WHAT TO PRODUCE:
Copy out all of the data exactly as it appears.

RECORDS SHOWN:
┏━━
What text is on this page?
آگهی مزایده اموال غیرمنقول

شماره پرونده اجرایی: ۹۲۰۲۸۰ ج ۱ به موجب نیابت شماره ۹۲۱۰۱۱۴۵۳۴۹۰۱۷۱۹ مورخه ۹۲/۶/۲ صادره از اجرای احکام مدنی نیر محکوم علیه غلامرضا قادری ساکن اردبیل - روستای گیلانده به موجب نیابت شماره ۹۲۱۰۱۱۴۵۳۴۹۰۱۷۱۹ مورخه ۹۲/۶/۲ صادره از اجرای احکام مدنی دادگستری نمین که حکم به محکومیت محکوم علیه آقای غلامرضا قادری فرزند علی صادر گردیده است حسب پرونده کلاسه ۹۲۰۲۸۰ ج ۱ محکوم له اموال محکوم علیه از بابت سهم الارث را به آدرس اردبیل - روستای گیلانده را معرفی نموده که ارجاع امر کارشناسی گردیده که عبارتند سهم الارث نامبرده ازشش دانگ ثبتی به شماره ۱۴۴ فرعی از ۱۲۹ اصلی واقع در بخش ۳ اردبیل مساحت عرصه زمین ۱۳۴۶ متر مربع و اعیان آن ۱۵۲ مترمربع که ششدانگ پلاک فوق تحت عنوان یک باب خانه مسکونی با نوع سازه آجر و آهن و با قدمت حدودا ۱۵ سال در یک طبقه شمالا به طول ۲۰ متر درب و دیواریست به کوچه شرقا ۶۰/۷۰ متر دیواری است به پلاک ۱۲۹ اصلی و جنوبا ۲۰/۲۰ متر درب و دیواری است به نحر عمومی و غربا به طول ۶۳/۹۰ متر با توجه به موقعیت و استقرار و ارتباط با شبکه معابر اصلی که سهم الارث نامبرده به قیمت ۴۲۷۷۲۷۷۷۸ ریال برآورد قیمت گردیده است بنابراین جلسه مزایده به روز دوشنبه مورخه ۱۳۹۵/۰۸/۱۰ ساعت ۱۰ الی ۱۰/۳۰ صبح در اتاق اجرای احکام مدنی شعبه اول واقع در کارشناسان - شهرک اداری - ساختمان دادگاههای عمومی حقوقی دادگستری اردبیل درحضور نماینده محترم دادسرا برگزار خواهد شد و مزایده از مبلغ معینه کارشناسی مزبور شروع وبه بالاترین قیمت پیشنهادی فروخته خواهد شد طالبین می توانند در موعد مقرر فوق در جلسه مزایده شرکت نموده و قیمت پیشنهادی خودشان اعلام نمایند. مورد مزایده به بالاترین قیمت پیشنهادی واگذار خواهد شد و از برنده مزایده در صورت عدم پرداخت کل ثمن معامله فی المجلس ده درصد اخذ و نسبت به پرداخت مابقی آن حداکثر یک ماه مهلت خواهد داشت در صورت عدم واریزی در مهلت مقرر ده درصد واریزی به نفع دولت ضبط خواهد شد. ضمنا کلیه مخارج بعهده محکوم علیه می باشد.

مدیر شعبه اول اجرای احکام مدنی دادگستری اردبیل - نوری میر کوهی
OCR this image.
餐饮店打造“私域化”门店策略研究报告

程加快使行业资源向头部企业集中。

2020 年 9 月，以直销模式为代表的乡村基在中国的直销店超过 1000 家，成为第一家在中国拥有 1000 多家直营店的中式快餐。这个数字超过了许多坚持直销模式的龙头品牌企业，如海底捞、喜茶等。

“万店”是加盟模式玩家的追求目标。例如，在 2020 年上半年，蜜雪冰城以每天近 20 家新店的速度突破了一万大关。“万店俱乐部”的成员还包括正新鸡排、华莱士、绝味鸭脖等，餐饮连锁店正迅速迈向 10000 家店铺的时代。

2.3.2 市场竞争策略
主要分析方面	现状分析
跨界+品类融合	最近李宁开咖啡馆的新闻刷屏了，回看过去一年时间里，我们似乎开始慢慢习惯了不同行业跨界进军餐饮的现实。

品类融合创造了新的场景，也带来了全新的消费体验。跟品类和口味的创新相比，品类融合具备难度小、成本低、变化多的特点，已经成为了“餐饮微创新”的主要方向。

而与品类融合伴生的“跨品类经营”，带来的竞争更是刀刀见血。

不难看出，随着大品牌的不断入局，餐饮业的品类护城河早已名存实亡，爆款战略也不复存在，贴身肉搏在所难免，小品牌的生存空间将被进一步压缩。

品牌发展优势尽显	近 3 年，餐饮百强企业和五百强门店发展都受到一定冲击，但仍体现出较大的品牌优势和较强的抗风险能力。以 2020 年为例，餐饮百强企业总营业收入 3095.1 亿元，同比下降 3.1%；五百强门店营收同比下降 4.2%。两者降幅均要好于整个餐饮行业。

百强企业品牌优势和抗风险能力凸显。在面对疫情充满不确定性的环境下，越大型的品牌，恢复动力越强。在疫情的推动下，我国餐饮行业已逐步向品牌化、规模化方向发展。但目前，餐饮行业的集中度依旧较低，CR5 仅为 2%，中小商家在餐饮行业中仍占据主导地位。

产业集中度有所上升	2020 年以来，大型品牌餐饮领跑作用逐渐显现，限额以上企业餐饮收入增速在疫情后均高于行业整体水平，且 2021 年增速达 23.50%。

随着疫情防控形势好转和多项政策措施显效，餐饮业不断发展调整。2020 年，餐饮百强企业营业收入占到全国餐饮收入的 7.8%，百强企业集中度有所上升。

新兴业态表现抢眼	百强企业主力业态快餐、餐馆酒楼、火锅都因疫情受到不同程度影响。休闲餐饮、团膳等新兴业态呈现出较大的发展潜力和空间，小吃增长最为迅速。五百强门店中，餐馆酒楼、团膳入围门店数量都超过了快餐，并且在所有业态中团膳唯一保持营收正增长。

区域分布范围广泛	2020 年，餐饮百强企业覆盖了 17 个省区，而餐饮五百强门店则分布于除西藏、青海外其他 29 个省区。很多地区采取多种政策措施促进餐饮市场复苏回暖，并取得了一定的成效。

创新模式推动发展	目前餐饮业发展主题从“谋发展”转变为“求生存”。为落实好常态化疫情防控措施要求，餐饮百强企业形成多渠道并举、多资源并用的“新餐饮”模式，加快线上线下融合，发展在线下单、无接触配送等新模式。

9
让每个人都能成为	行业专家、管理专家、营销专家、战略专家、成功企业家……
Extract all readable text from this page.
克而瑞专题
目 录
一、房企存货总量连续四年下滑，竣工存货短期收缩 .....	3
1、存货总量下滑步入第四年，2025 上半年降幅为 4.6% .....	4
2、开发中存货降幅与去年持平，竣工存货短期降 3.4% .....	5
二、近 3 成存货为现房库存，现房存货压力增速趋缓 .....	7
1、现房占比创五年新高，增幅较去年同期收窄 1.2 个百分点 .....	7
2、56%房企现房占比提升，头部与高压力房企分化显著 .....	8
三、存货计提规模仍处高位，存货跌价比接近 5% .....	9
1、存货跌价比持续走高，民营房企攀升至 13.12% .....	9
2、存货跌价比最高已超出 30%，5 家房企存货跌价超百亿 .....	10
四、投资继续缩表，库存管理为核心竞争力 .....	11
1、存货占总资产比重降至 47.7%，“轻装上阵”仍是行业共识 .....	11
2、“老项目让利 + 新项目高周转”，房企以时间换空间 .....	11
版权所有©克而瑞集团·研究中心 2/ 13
┗━━
EXPECTED ANSWER:
What text is on this page?
آگهی مزایده اموال غیرمنقول

شماره پرونده اجرایی: ۹۲۰۲۸۰ ج ۱ به موجب نیابت شماره ۹۲۱۰۱۱۴۵۳۴۹۰۱۷۱۹ مورخه ۹۲/۶/۲ صادره از اجرای احکام مدنی نیر محکوم علیه غلامرضا قادری ساکن اردبیل - روستای گیلانده به موجب نیابت شماره ۹۲۱۰۱۱۴۵۳۴۹۰۱۷۱۹ مورخه ۹۲/۶/۲ صادره از اجرای احکام مدنی دادگستری نمین که حکم به محکومیت محکوم علیه آقای غلامرضا قادری فرزند علی صادر گردیده است حسب پرونده کلاسه ۹۲۰۲۸۰ ج ۱ محکوم له اموال محکوم علیه از بابت سهم الارث را به آدرس اردبیل - روستای گیلانده را معرفی نموده که ارجاع امر کارشناسی گردیده که عبارتند سهم الارث نامبرده ازشش دانگ ثبتی به شماره ۱۴۴ فرعی از ۱۲۹ اصلی واقع در بخش ۳ اردبیل مساحت عرصه زمین ۱۳۴۶ متر مربع و اعیان آن ۱۵۲ مترمربع که ششدانگ پلاک فوق تحت عنوان یک باب خانه مسکونی با نوع سازه آجر و آهن و با قدمت حدودا ۱۵ سال در یک طبقه شمالا به طول ۲۰ متر درب و دیواریست به کوچه شرقا ۶۰/۷۰ متر دیواری است به پلاک ۱۲۹ اصلی و جنوبا ۲۰/۲۰ متر درب و دیواری است به نحر عمومی و غربا به طول ۶۳/۹۰ متر با توجه به موقعیت و استقرار و ارتباط با شبکه معابر اصلی که سهم الارث نامبرده به قیمت ۴۲۷۷۲۷۷۷۸ ریال برآورد قیمت گردیده است بنابراین جلسه مزایده به روز دوشنبه مورخه ۱۳۹۵/۰۸/۱۰ ساعت ۱۰ الی ۱۰/۳۰ صبح در اتاق اجرای احکام مدنی شعبه اول واقع در کارشناسان - شهرک اداری - ساختمان دادگاههای عمومی حقوقی دادگستری اردبیل درحضور نماینده محترم دادسرا برگزار خواهد شد و مزایده از مبلغ معینه کارشناسی مزبور شروع وبه بالاترین قیمت پیشنهادی فروخته خواهد شد طالبین می توانند در موعد مقرر فوق در جلسه مزایده شرکت نموده و قیمت پیشنهادی خودشان اعلام نمایند. مورد مزایده به بالاترین قیمت پیشنهادی واگذار خواهد شد و از برنده مزایده در صورت عدم پرداخت کل ثمن معامله فی المجلس ده درصد اخذ و نسبت به پرداخت مابقی آن حداکثر یک ماه مهلت خواهد داشت در صورت عدم واریزی در مهلت مقرر ده درصد واریزی به نفع دولت ضبط خواهد شد. ضمنا کلیه مخارج بعهده محکوم علیه می باشد.

مدیر شعبه اول اجرای احکام مدنی دادگستری اردبیل - نوری میر کوهی
OCR this image.
餐饮店打造“私域化”门店策略研究报告

程加快使行业资源向头部企业集中。

2020 年 9 月，以直销模式为代表的乡村基在中国的直销店超过 1000 家，成为第一家在中国拥有 1000 多家直营店的中式快餐。这个数字超过了许多坚持直销模式的龙头品牌企业，如海底捞、喜茶等。

“万店”是加盟模式玩家的追求目标。例如，在 2020 年上半年，蜜雪冰城以每天近 20 家新店的速度突破了一万大关。“万店俱乐部”的成员还包括正新鸡排、华莱士、绝味鸭脖等，餐饮连锁店正迅速迈向 10000 家店铺的时代。

2.3.2 市场竞争策略
主要分析方面	现状分析
跨界+品类融合	最近李宁开咖啡馆的新闻刷屏了，回看过去一年时间里，我们似乎开始慢慢习惯了不同行业跨界进军餐饮的现实。

品类融合创造了新的场景，也带来了全新的消费体验。跟品类和口味的创新相比，品类融合具备难度小、成本低、变化多的特点，已经成为了“餐饮微创新”的主要方向。

而与品类融合伴生的“跨品类经营”，带来的竞争更是刀刀见血。

不难看出，随着大品牌的不断入局，餐饮业的品类护城河早已名存实亡，爆款战略也不复存在，贴身肉搏在所难免，小品牌的生存空间将被进一步压缩。

品牌发展优势尽显	近 3 年，餐饮百强企业和五百强门店发展都受到一定冲击，但仍体现出较大的品牌优势和较强的抗风险能力。以 2020 年为例，餐饮百强企业总营业收入 3095.1 亿元，同比下降 3.1%；五百强门店营收同比下降 4.2%。两者降幅均要好于整个餐饮行业。

百强企业品牌优势和抗风险能力凸显。在面对疫情充满不确定性的环境下，越大型的品牌，恢复动力越强。在疫情的推动下，我国餐饮行业已逐步向品牌化、规模化方向发展。但目前，餐饮行业的集中度依旧较低，CR5 仅为 2%，中小商家在餐饮行业中仍占据主导地位。

产业集中度有所上升	2020 年以来，大型品牌餐饮领跑作用逐渐显现，限额以上企业餐饮收入增速在疫情后均高于行业整体水平，且 2021 年增速达 23.50%。

随着疫情防控形势好转和多项政策措施显效，餐饮业不断发展调整。2020 年，餐饮百强企业营业收入占到全国餐饮收入的 7.8%，百强企业集中度有所上升。

新兴业态表现抢眼	百强企业主力业态快餐、餐馆酒楼、火锅都因疫情受到不同程度影响。休闲餐饮、团膳等新兴业态呈现出较大的发展潜力和空间，小吃增长最为迅速。五百强门店中，餐馆酒楼、团膳入围门店数量都超过了快餐，并且在所有业态中团膳唯一保持营收正增长。

区域分布范围广泛	2020 年，餐饮百强企业覆盖了 17 个省区，而餐饮五百强门店则分布于除西藏、青海外其他 29 个省区。很多地区采取多种政策措施促进餐饮市场复苏回暖，并取得了一定的成效。

创新模式推动发展	目前餐饮业发展主题从“谋发展”转变为“求生存”。为落实好常态化疫情防控措施要求，餐饮百强企业形成多渠道并举、多资源并用的“新餐饮”模式，加快线上线下融合，发展在线下单、无接触配送等新模式。

9
让每个人都能成为	行业专家、管理专家、营销专家、战略专家、成功企业家……
Extract all readable text from this page.
克而瑞专题
目 录
一、房企存货总量连续四年下滑，竣工存货短期收缩 .....	3
1、存货总量下滑步入第四年，2025 上半年降幅为 4.6% .....	4
2、开发中存货降幅与去年持平，竣工存货短期降 3.4% .....	5
二、近 3 成存货为现房库存，现房存货压力增速趋缓 .....	7
1、现房占比创五年新高，增幅较去年同期收窄 1.2 个百分点 .....	7
2、56%房企现房占比提升，头部与高压力房企分化显著 .....	8
三、存货计提规模仍处高位，存货跌价比接近 5% .....	9
1、存货跌价比持续走高，民营房企攀升至 13.12% .....	9
2、存货跌价比最高已超出 30%，5 家房企存货跌价超百亿 .....	10
四、投资继续缩表，库存管理为核心竞争力 .....	11
1、存货占总资产比重降至 47.7%，“轻装上阵”仍是行业共识 .....	11
2、“老项目让利 + 新项目高周转”，房企以时间换空间 .....	11
版权所有©克而瑞集团·研究中心 2/ 13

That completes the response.